▶ YOUR INSTRUCTIONS
Make an exact copy of the lines, leaving the pictures out.

--- Start SUPPLIED RECORDS ---

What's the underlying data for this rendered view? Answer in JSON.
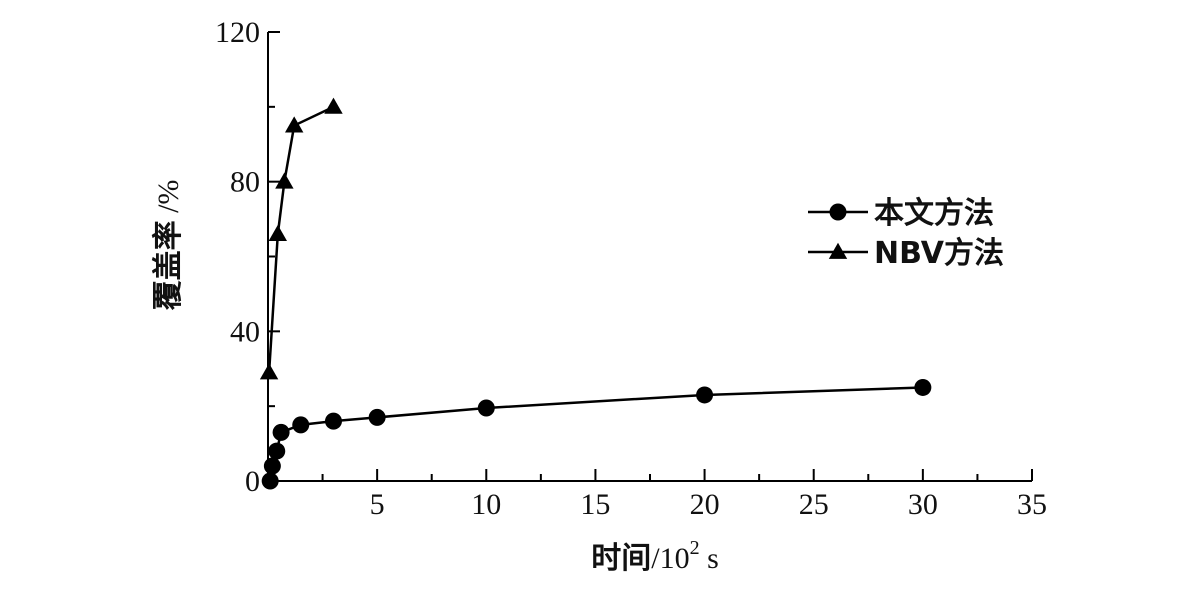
{
  "chart_data": {
    "type": "line",
    "xlabel": "时间",
    "xlabel_unit": "/10",
    "xlabel_unit_exp": "2",
    "xlabel_unit_suffix": " s",
    "ylabel": "覆盖率",
    "ylabel_unit": " /%",
    "xlim": [
      0,
      35
    ],
    "ylim": [
      0,
      120
    ],
    "xticks": [
      0,
      5,
      10,
      15,
      20,
      25,
      30,
      35
    ],
    "xtick_labels": [
      "",
      "5",
      "10",
      "15",
      "20",
      "25",
      "30",
      "35"
    ],
    "yticks": [
      0,
      40,
      80,
      120
    ],
    "ytick_labels": [
      "0",
      "40",
      "80",
      "120"
    ],
    "grid": false,
    "legend_position": "right",
    "series": [
      {
        "name": "本文方法",
        "marker": "circle",
        "color": "#000000",
        "x": [
          0.1,
          0.2,
          0.4,
          0.6,
          1.5,
          3.0,
          5.0,
          10.0,
          20.0,
          30.0
        ],
        "y": [
          0,
          4,
          8,
          13,
          15,
          16,
          17,
          19.5,
          23,
          25
        ]
      },
      {
        "name": "NBV方法",
        "marker": "triangle",
        "color": "#000000",
        "x": [
          0.05,
          0.45,
          0.75,
          1.2,
          3.0
        ],
        "y": [
          29,
          66,
          80,
          95,
          100
        ]
      }
    ]
  }
}
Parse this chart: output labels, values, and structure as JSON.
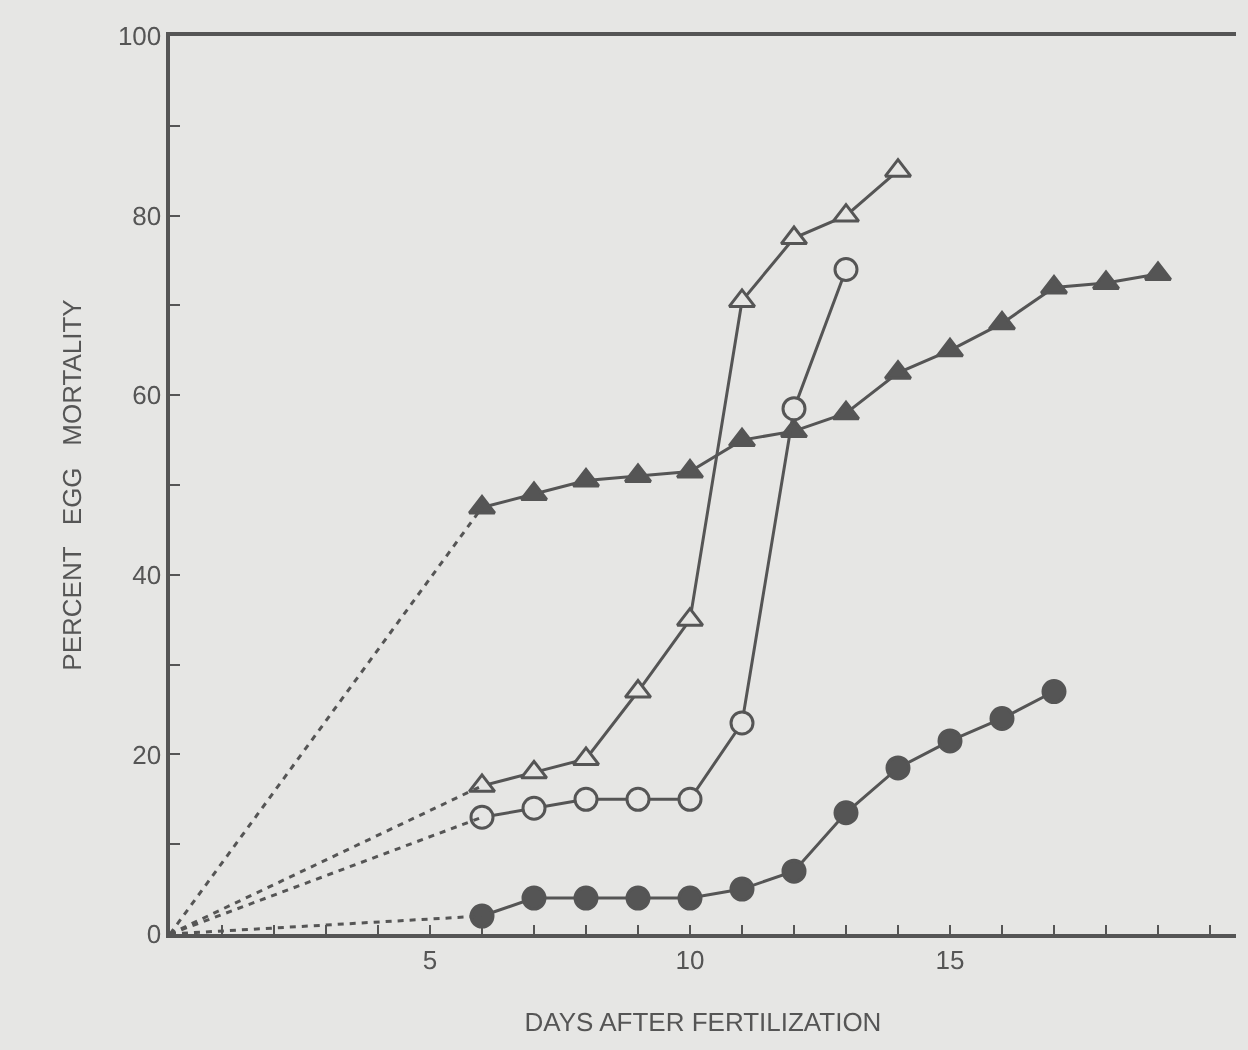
{
  "chart_data": {
    "type": "line",
    "xlabel": "DAYS AFTER FERTILIZATION",
    "ylabel": "PERCENT   EGG   MORTALITY",
    "xlim": [
      0,
      20.5
    ],
    "xticks": [
      {
        "value": 1,
        "label": null
      },
      {
        "value": 2,
        "label": null
      },
      {
        "value": 3,
        "label": null
      },
      {
        "value": 4,
        "label": null
      },
      5,
      {
        "value": 6,
        "label": null
      },
      {
        "value": 7,
        "label": null
      },
      {
        "value": 8,
        "label": null
      },
      {
        "value": 9,
        "label": null
      },
      10,
      {
        "value": 11,
        "label": null
      },
      {
        "value": 12,
        "label": null
      },
      {
        "value": 13,
        "label": null
      },
      {
        "value": 14,
        "label": null
      },
      15,
      {
        "value": 16,
        "label": null
      },
      {
        "value": 17,
        "label": null
      },
      {
        "value": 18,
        "label": null
      },
      {
        "value": 19,
        "label": null
      },
      {
        "value": 20,
        "label": null
      }
    ],
    "ylim": [
      0,
      100
    ],
    "yticks": [
      0,
      {
        "value": 10,
        "label": null
      },
      20,
      {
        "value": 30,
        "label": null
      },
      40,
      {
        "value": 50,
        "label": null
      },
      60,
      {
        "value": 70,
        "label": null
      },
      80,
      {
        "value": 90,
        "label": null
      },
      100
    ],
    "grid": false,
    "series": [
      {
        "color": "#555555",
        "marker": "triangle",
        "line_style": "solid",
        "x": [
          6,
          7,
          8,
          9,
          10,
          11,
          12,
          13,
          14,
          15,
          16,
          17,
          18,
          19
        ],
        "values": [
          47.5,
          49,
          50.5,
          51,
          51.5,
          55,
          56,
          58,
          62.5,
          65,
          68,
          72,
          72.5,
          73.5
        ]
      },
      {
        "color": "#555555",
        "marker": "triangle",
        "colors": [
          "#e6e6e4",
          "#e6e6e4",
          "#e6e6e4",
          "#e6e6e4",
          "#e6e6e4",
          "#e6e6e4",
          "#e6e6e4",
          "#e6e6e4",
          "#e6e6e4"
        ],
        "line_style": "solid",
        "x": [
          6,
          7,
          8,
          9,
          10,
          11,
          12,
          13,
          14
        ],
        "values": [
          16.5,
          18,
          19.5,
          27,
          35,
          70.5,
          77.5,
          80,
          85
        ]
      },
      {
        "color": "#555555",
        "marker": "circle",
        "colors": [
          "#e6e6e4",
          "#e6e6e4",
          "#e6e6e4",
          "#e6e6e4",
          "#e6e6e4",
          "#e6e6e4",
          "#e6e6e4",
          "#e6e6e4"
        ],
        "line_style": "solid",
        "x": [
          6,
          7,
          8,
          9,
          10,
          11,
          12,
          13
        ],
        "values": [
          13,
          14,
          15,
          15,
          15,
          23.5,
          58.5,
          74
        ]
      },
      {
        "color": "#555555",
        "marker": "circle",
        "line_style": "solid",
        "x": [
          6,
          7,
          8,
          9,
          10,
          11,
          12,
          13,
          14,
          15,
          16,
          17
        ],
        "values": [
          2,
          4,
          4,
          4,
          4,
          5,
          7,
          13.5,
          18.5,
          21.5,
          24,
          27
        ]
      },
      {
        "color": "#555555",
        "marker": "none",
        "line_style": "dotted",
        "x": [
          0,
          6
        ],
        "values": [
          0,
          47.5
        ]
      },
      {
        "color": "#555555",
        "marker": "none",
        "line_style": "dotted",
        "x": [
          0,
          6
        ],
        "values": [
          0,
          16.5
        ]
      },
      {
        "color": "#555555",
        "marker": "none",
        "line_style": "dotted",
        "x": [
          0,
          6
        ],
        "values": [
          0,
          13
        ]
      },
      {
        "color": "#555555",
        "marker": "none",
        "line_style": "dotted",
        "x": [
          0,
          6
        ],
        "values": [
          0,
          2
        ]
      }
    ]
  }
}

--- End SUPPLIED RECORDS ---

▶ OUTPUT OF THE EXERCISE
What's the underlying data for this rendered view? Answer in JSON.
{
  "chart_data": {
    "type": "line",
    "xlabel": "时间",
    "xlabel_unit": "/10",
    "xlabel_unit_exp": "2",
    "xlabel_unit_suffix": " s",
    "ylabel": "覆盖率",
    "ylabel_unit": " /%",
    "xlim": [
      0,
      35
    ],
    "ylim": [
      0,
      120
    ],
    "xticks": [
      0,
      5,
      10,
      15,
      20,
      25,
      30,
      35
    ],
    "xtick_labels": [
      "",
      "5",
      "10",
      "15",
      "20",
      "25",
      "30",
      "35"
    ],
    "yticks": [
      0,
      40,
      80,
      120
    ],
    "ytick_labels": [
      "0",
      "40",
      "80",
      "120"
    ],
    "grid": false,
    "legend_position": "right",
    "series": [
      {
        "name": "本文方法",
        "marker": "circle",
        "color": "#000000",
        "x": [
          0.1,
          0.2,
          0.4,
          0.6,
          1.5,
          3.0,
          5.0,
          10.0,
          20.0,
          30.0
        ],
        "y": [
          0,
          4,
          8,
          13,
          15,
          16,
          17,
          19.5,
          23,
          25
        ]
      },
      {
        "name": "NBV方法",
        "marker": "triangle",
        "color": "#000000",
        "x": [
          0.05,
          0.45,
          0.75,
          1.2,
          3.0
        ],
        "y": [
          29,
          66,
          80,
          95,
          100
        ]
      }
    ]
  }
}
Parse this chart: output labels, values, and structure as JSON.
{
  "chart_data": {
    "type": "line",
    "xlabel": "DAYS AFTER FERTILIZATION",
    "ylabel": "PERCENT   EGG   MORTALITY",
    "xlim": [
      0,
      20.5
    ],
    "xticks": [
      {
        "value": 1,
        "label": null
      },
      {
        "value": 2,
        "label": null
      },
      {
        "value": 3,
        "label": null
      },
      {
        "value": 4,
        "label": null
      },
      5,
      {
        "value": 6,
        "label": null
      },
      {
        "value": 7,
        "label": null
      },
      {
        "value": 8,
        "label": null
      },
      {
        "value": 9,
        "label": null
      },
      10,
      {
        "value": 11,
        "label": null
      },
      {
        "value": 12,
        "label": null
      },
      {
        "value": 13,
        "label": null
      },
      {
        "value": 14,
        "label": null
      },
      15,
      {
        "value": 16,
        "label": null
      },
      {
        "value": 17,
        "label": null
      },
      {
        "value": 18,
        "label": null
      },
      {
        "value": 19,
        "label": null
      },
      {
        "value": 20,
        "label": null
      }
    ],
    "ylim": [
      0,
      100
    ],
    "yticks": [
      0,
      {
        "value": 10,
        "label": null
      },
      20,
      {
        "value": 30,
        "label": null
      },
      40,
      {
        "value": 50,
        "label": null
      },
      60,
      {
        "value": 70,
        "label": null
      },
      80,
      {
        "value": 90,
        "label": null
      },
      100
    ],
    "grid": false,
    "series": [
      {
        "color": "#555555",
        "marker": "triangle",
        "line_style": "solid",
        "x": [
          6,
          7,
          8,
          9,
          10,
          11,
          12,
          13,
          14,
          15,
          16,
          17,
          18,
          19
        ],
        "values": [
          47.5,
          49,
          50.5,
          51,
          51.5,
          55,
          56,
          58,
          62.5,
          65,
          68,
          72,
          72.5,
          73.5
        ]
      },
      {
        "color": "#555555",
        "marker": "triangle",
        "colors": [
          "#e6e6e4",
          "#e6e6e4",
          "#e6e6e4",
          "#e6e6e4",
          "#e6e6e4",
          "#e6e6e4",
          "#e6e6e4",
          "#e6e6e4",
          "#e6e6e4"
        ],
        "line_style": "solid",
        "x": [
          6,
          7,
          8,
          9,
          10,
          11,
          12,
          13,
          14
        ],
        "values": [
          16.5,
          18,
          19.5,
          27,
          35,
          70.5,
          77.5,
          80,
          85
        ]
      },
      {
        "color": "#555555",
        "marker": "circle",
        "colors": [
          "#e6e6e4",
          "#e6e6e4",
          "#e6e6e4",
          "#e6e6e4",
          "#e6e6e4",
          "#e6e6e4",
          "#e6e6e4",
          "#e6e6e4"
        ],
        "line_style": "solid",
        "x": [
          6,
          7,
          8,
          9,
          10,
          11,
          12,
          13
        ],
        "values": [
          13,
          14,
          15,
          15,
          15,
          23.5,
          58.5,
          74
        ]
      },
      {
        "color": "#555555",
        "marker": "circle",
        "line_style": "solid",
        "x": [
          6,
          7,
          8,
          9,
          10,
          11,
          12,
          13,
          14,
          15,
          16,
          17
        ],
        "values": [
          2,
          4,
          4,
          4,
          4,
          5,
          7,
          13.5,
          18.5,
          21.5,
          24,
          27
        ]
      },
      {
        "color": "#555555",
        "marker": "none",
        "line_style": "dotted",
        "x": [
          0,
          6
        ],
        "values": [
          0,
          47.5
        ]
      },
      {
        "color": "#555555",
        "marker": "none",
        "line_style": "dotted",
        "x": [
          0,
          6
        ],
        "values": [
          0,
          16.5
        ]
      },
      {
        "color": "#555555",
        "marker": "none",
        "line_style": "dotted",
        "x": [
          0,
          6
        ],
        "values": [
          0,
          13
        ]
      },
      {
        "color": "#555555",
        "marker": "none",
        "line_style": "dotted",
        "x": [
          0,
          6
        ],
        "values": [
          0,
          2
        ]
      }
    ]
  }
}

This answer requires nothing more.